**Record set**.
+===+

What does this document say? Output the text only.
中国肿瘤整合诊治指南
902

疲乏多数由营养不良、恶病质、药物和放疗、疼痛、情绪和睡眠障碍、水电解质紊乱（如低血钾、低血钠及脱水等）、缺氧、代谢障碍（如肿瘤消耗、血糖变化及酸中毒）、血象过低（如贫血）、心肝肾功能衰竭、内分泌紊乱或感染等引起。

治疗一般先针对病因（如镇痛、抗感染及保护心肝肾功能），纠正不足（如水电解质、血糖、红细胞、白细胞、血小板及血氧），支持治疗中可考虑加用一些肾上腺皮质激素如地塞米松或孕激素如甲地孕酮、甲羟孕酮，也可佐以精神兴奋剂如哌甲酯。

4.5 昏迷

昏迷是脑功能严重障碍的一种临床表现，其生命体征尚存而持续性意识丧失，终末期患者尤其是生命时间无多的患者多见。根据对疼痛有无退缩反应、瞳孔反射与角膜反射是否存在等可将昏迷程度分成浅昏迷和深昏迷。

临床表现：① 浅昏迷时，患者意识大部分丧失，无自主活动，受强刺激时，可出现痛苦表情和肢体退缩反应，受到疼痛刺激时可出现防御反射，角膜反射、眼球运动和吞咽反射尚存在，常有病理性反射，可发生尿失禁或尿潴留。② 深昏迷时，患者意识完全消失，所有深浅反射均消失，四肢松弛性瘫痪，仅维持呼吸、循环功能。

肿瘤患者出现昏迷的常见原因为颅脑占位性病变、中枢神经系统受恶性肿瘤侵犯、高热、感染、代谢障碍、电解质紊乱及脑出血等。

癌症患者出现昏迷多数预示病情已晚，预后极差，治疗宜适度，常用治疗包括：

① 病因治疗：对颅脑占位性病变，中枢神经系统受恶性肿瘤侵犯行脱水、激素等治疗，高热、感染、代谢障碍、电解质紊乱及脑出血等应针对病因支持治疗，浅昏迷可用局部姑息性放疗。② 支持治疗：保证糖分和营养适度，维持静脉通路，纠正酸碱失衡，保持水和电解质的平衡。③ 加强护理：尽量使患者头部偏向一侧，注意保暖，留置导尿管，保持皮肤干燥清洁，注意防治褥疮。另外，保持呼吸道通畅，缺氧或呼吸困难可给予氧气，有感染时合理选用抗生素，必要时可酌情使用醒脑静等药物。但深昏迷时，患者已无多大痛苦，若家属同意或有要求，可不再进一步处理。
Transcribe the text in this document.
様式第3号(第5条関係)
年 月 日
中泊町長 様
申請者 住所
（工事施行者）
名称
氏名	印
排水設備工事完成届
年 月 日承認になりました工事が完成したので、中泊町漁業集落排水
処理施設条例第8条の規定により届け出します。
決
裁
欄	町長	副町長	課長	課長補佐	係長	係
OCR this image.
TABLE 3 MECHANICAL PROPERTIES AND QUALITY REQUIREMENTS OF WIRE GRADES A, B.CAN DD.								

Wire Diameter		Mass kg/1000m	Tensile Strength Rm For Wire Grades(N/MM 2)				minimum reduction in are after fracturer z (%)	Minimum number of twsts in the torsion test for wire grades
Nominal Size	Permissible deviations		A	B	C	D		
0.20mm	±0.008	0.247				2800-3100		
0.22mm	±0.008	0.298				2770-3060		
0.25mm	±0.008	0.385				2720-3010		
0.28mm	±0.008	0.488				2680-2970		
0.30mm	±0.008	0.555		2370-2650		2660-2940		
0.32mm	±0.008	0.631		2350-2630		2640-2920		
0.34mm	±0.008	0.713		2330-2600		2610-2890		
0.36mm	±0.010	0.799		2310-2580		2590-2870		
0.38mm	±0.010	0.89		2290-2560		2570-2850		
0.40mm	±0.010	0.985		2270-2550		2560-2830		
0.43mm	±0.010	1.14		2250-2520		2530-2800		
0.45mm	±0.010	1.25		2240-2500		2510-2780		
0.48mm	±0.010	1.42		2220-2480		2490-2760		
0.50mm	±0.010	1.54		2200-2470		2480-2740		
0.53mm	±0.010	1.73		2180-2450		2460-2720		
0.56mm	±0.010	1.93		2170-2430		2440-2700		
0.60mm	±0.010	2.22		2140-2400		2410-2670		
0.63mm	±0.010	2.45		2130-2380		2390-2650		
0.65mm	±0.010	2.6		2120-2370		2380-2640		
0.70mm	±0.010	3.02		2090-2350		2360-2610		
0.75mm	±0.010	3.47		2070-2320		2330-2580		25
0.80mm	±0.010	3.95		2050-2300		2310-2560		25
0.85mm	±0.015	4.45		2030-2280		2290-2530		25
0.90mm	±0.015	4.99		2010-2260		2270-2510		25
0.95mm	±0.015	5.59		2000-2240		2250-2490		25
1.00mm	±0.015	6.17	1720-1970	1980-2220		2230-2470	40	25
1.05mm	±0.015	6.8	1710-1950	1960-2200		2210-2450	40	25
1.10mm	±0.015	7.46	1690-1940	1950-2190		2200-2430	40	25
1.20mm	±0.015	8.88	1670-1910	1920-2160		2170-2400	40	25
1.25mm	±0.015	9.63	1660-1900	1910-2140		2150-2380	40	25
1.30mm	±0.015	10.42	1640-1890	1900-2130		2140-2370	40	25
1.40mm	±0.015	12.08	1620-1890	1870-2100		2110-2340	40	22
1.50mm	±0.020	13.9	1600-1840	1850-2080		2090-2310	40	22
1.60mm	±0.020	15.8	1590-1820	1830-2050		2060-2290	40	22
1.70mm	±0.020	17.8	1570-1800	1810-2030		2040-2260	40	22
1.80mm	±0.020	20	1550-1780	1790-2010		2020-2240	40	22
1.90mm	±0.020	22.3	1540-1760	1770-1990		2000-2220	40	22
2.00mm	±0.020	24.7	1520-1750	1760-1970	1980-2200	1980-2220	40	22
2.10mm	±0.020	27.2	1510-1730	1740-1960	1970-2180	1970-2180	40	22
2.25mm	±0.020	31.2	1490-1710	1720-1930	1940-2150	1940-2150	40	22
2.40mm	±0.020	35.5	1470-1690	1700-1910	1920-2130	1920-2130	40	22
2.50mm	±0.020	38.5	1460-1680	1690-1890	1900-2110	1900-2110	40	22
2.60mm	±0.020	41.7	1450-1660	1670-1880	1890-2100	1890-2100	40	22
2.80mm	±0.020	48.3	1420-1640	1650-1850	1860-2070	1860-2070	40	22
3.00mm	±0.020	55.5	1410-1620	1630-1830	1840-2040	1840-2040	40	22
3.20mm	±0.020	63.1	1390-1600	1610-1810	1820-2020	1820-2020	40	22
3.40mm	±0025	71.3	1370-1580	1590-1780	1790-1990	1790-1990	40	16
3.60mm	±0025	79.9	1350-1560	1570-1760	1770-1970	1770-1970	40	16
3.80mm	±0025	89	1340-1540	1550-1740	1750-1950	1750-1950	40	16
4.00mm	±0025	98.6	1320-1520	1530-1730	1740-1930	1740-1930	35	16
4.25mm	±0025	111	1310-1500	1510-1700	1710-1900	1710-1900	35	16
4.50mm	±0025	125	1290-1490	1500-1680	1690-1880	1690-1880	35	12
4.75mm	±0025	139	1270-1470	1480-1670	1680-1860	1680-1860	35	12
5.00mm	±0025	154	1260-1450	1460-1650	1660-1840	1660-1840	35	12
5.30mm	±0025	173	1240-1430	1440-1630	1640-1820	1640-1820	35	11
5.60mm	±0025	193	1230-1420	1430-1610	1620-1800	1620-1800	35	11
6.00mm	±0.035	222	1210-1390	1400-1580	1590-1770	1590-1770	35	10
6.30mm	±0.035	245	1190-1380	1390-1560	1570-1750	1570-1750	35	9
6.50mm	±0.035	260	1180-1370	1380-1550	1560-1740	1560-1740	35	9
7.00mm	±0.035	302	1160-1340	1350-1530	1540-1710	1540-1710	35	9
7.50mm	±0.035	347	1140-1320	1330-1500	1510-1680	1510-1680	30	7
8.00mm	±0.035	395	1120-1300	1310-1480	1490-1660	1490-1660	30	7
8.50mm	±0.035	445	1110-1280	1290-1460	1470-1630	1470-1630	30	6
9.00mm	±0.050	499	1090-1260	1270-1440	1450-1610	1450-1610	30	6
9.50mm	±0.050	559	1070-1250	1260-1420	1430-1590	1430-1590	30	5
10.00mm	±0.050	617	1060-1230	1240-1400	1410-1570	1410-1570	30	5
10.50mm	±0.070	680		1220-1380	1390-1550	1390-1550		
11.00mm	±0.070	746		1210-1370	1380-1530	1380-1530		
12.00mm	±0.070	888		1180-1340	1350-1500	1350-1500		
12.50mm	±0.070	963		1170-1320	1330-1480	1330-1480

+===+

**Directive**.
Looking at the data above, show all lines where the word "text" occurs.

**Exercise output**.
What does this document say? Output the text only.
Transcribe the text in this document.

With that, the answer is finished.